— COMPLETE THE FOLLOWING —
**A.** Answer these questions from the article on Alfred Vågnes, one per line:
(i) Which municipality did he serve as mayor, and during which years?
(ii) Which event did he attend as the party's representative in 1921?
(iii) For which years did he sit on the national party board?
**B.** Why does the article on Alfred Vågnes call him a politician for both the Labour Party and the Communist Party? Answer in one to three sentences.
**C.** Continue the article on Alfred Vågnes from its final sentence.

— TEXT PROVIDED —
++++++++++++++++++++

Mayor of Kjelvik Municipality
- In office 1931–1934

Personal details
- Born: April 13, 1880 Tromsøysund, Norway
- Died: October 12, 1970 (aged 90)
- Party: Communist Party of Norway (1924-)
- Other political affiliations: Labour Party (-1924)

= Alfred Vågnes =

Norwegian politician

Alfred Leonard Kristian Vågnes (13 April 1880-12 October 1970) was a Norwegian politician for the Labour Party and later the Communist Party.

He was born in Tromsøysund Municipality.

Originally active in the Labour Party, Vågnes served in the position of deputy representative to the Parliament during the term 1922-1924. He was a member of the national party board from 1920 to 1923, and represented the party at the Third Comintern Congress in 1921. In 1923 the Labour Party left Comintern, and in 1924 Vågnes joined the Communist Party.

++++++++++++++++++++

— INPUT DATA —

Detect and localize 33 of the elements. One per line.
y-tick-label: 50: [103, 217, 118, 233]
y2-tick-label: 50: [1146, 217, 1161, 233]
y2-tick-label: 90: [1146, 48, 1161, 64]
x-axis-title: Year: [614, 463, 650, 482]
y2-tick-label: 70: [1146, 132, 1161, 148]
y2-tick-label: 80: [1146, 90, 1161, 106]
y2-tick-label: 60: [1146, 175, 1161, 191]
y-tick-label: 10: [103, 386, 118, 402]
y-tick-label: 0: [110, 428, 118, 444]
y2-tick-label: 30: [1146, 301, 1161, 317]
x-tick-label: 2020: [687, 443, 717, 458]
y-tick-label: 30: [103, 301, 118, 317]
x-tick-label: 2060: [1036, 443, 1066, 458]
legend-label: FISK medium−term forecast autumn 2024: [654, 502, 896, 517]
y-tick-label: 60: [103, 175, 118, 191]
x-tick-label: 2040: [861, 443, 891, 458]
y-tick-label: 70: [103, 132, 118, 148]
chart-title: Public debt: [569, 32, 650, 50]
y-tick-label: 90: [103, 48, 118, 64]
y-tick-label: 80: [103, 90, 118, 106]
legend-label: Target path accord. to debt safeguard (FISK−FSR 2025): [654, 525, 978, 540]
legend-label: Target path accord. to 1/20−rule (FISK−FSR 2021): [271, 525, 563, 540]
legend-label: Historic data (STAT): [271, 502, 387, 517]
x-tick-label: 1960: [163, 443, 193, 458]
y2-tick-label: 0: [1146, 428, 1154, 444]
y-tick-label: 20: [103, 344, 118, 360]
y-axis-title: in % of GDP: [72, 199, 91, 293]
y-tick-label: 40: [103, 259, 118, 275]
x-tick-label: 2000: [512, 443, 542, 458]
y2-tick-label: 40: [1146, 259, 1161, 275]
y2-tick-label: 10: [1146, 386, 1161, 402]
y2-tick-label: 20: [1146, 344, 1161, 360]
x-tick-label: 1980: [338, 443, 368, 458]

++++++++++++++++++++

— RESPONSES TO THE TASKS —
**A.**
(i) Kjelvik Municipality, 1931–1934.
(ii) The Third Comintern Congress.
(iii) 1920 to 1923.

**B.** He was first active in the Labour Party, where he served as a deputy representative to Parliament and sat on the national party board. In 1924 he joined the Communist Party, the year after the Labour Party left Comintern.

**C.**
He was elected to the Norwegian Parliament from Finnmark in 1945, but was not re-elected in 1949 as the Communist Party dropped from 11 to 0 seats in Parliament.

Vågnes held various positions in municipal council of Kjelvik Municipality from 1916 to 1940, serving as deputy mayor briefly in 1931 and mayor there in 1931-1934.